[Dataset items]
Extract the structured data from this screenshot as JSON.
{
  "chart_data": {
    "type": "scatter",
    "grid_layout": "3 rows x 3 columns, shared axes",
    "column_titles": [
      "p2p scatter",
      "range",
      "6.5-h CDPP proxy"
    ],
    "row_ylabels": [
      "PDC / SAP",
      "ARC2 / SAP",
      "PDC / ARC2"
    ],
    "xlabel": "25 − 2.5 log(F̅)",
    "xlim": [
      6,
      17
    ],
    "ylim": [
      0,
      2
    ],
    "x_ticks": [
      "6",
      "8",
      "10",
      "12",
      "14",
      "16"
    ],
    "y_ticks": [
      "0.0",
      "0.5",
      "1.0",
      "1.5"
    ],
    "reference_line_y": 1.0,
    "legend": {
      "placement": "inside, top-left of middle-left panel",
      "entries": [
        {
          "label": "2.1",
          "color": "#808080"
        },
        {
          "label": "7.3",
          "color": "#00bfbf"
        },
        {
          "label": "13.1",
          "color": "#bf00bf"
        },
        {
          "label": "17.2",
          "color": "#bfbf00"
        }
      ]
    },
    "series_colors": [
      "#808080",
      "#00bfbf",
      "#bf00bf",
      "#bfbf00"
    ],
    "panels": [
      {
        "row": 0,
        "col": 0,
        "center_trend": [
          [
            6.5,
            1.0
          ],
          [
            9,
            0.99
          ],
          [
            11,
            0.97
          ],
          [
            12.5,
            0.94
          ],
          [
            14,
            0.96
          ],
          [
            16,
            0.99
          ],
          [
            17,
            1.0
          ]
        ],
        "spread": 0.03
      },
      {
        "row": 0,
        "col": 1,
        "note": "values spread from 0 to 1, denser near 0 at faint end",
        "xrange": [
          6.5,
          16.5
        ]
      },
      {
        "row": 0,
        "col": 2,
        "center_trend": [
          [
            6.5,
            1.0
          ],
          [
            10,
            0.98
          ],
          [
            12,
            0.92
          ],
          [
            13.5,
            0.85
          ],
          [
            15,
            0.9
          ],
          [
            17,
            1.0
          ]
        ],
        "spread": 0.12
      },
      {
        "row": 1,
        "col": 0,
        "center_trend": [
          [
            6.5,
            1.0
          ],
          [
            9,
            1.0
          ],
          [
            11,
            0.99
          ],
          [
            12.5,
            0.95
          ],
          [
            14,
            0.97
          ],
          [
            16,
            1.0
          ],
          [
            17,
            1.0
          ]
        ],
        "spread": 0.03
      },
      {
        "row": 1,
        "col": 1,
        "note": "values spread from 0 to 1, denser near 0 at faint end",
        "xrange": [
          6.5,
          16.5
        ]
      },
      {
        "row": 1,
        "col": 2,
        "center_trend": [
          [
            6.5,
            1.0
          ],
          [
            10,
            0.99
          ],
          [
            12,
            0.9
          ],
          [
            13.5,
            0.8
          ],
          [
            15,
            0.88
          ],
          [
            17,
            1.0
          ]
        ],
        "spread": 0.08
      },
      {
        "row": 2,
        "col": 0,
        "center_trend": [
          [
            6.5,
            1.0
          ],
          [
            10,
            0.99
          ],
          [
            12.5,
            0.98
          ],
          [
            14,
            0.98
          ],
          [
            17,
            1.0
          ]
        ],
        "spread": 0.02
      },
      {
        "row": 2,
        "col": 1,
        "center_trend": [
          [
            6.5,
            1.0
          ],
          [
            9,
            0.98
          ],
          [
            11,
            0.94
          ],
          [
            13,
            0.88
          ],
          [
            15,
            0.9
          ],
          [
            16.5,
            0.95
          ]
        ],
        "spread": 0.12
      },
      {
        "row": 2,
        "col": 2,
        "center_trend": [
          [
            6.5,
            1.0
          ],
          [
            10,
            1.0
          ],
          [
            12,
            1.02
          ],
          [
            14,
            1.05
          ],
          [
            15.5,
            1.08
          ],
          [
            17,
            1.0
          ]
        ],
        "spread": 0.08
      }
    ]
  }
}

- _WHAT NEEDS TO BE DONE_: Every line above needs to be retyped exactly.

- _THE OUTPUT_:
Extract the structured data from this screenshot as JSON.
{
  "chart_data": {
    "type": "scatter",
    "grid_layout": "3 rows x 3 columns, shared axes",
    "column_titles": [
      "p2p scatter",
      "range",
      "6.5-h CDPP proxy"
    ],
    "row_ylabels": [
      "PDC / SAP",
      "ARC2 / SAP",
      "PDC / ARC2"
    ],
    "xlabel": "25 − 2.5 log(F̅)",
    "xlim": [
      6,
      17
    ],
    "ylim": [
      0,
      2
    ],
    "x_ticks": [
      "6",
      "8",
      "10",
      "12",
      "14",
      "16"
    ],
    "y_ticks": [
      "0.0",
      "0.5",
      "1.0",
      "1.5"
    ],
    "reference_line_y": 1.0,
    "legend": {
      "placement": "inside, top-left of middle-left panel",
      "entries": [
        {
          "label": "2.1",
          "color": "#808080"
        },
        {
          "label": "7.3",
          "color": "#00bfbf"
        },
        {
          "label": "13.1",
          "color": "#bf00bf"
        },
        {
          "label": "17.2",
          "color": "#bfbf00"
        }
      ]
    },
    "series_colors": [
      "#808080",
      "#00bfbf",
      "#bf00bf",
      "#bfbf00"
    ],
    "panels": [
      {
        "row": 0,
        "col": 0,
        "center_trend": [
          [
            6.5,
            1.0
          ],
          [
            9,
            0.99
          ],
          [
            11,
            0.97
          ],
          [
            12.5,
            0.94
          ],
          [
            14,
            0.96
          ],
          [
            16,
            0.99
          ],
          [
            17,
            1.0
          ]
        ],
        "spread": 0.03
      },
      {
        "row": 0,
        "col": 1,
        "note": "values spread from 0 to 1, denser near 0 at faint end",
        "xrange": [
          6.5,
          16.5
        ]
      },
      {
        "row": 0,
        "col": 2,
        "center_trend": [
          [
            6.5,
            1.0
          ],
          [
            10,
            0.98
          ],
          [
            12,
            0.92
          ],
          [
            13.5,
            0.85
          ],
          [
            15,
            0.9
          ],
          [
            17,
            1.0
          ]
        ],
        "spread": 0.12
      },
      {
        "row": 1,
        "col": 0,
        "center_trend": [
          [
            6.5,
            1.0
          ],
          [
            9,
            1.0
          ],
          [
            11,
            0.99
          ],
          [
            12.5,
            0.95
          ],
          [
            14,
            0.97
          ],
          [
            16,
            1.0
          ],
          [
            17,
            1.0
          ]
        ],
        "spread": 0.03
      },
      {
        "row": 1,
        "col": 1,
        "note": "values spread from 0 to 1, denser near 0 at faint end",
        "xrange": [
          6.5,
          16.5
        ]
      },
      {
        "row": 1,
        "col": 2,
        "center_trend": [
          [
            6.5,
            1.0
          ],
          [
            10,
            0.99
          ],
          [
            12,
            0.9
          ],
          [
            13.5,
            0.8
          ],
          [
            15,
            0.88
          ],
          [
            17,
            1.0
          ]
        ],
        "spread": 0.08
      },
      {
        "row": 2,
        "col": 0,
        "center_trend": [
          [
            6.5,
            1.0
          ],
          [
            10,
            0.99
          ],
          [
            12.5,
            0.98
          ],
          [
            14,
            0.98
          ],
          [
            17,
            1.0
          ]
        ],
        "spread": 0.02
      },
      {
        "row": 2,
        "col": 1,
        "center_trend": [
          [
            6.5,
            1.0
          ],
          [
            9,
            0.98
          ],
          [
            11,
            0.94
          ],
          [
            13,
            0.88
          ],
          [
            15,
            0.9
          ],
          [
            16.5,
            0.95
          ]
        ],
        "spread": 0.12
      },
      {
        "row": 2,
        "col": 2,
        "center_trend": [
          [
            6.5,
            1.0
          ],
          [
            10,
            1.0
          ],
          [
            12,
            1.02
          ],
          [
            14,
            1.05
          ],
          [
            15.5,
            1.08
          ],
          [
            17,
            1.0
          ]
        ],
        "spread": 0.08
      }
    ]
  }
}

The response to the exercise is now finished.